▸ Task requirements
Find the word "Kesehatan" in the records and copy every line where it occurs.

-- Provided data follows --

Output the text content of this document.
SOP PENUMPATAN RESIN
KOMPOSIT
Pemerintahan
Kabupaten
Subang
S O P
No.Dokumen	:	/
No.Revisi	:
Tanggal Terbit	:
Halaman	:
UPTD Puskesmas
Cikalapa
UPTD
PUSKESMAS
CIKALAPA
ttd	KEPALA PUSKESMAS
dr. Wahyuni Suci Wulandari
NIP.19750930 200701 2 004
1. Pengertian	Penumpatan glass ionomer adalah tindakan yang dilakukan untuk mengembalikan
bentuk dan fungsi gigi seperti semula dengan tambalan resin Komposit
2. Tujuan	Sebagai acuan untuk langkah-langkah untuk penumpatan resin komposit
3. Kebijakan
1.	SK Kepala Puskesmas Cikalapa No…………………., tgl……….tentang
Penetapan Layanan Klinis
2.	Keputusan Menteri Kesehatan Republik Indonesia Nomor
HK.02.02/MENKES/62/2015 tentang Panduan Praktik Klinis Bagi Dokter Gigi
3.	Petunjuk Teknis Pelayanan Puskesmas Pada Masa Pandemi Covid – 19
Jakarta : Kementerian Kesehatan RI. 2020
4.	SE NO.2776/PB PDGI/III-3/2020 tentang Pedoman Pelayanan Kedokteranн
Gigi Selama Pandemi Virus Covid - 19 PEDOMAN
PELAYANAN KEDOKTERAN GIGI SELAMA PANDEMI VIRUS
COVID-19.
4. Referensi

-- Provided data concluded --

▸ Reply
2.	Keputusan Menteri Kesehatan Republik Indonesia Nomor
Jakarta : Kementerian Kesehatan RI. 2020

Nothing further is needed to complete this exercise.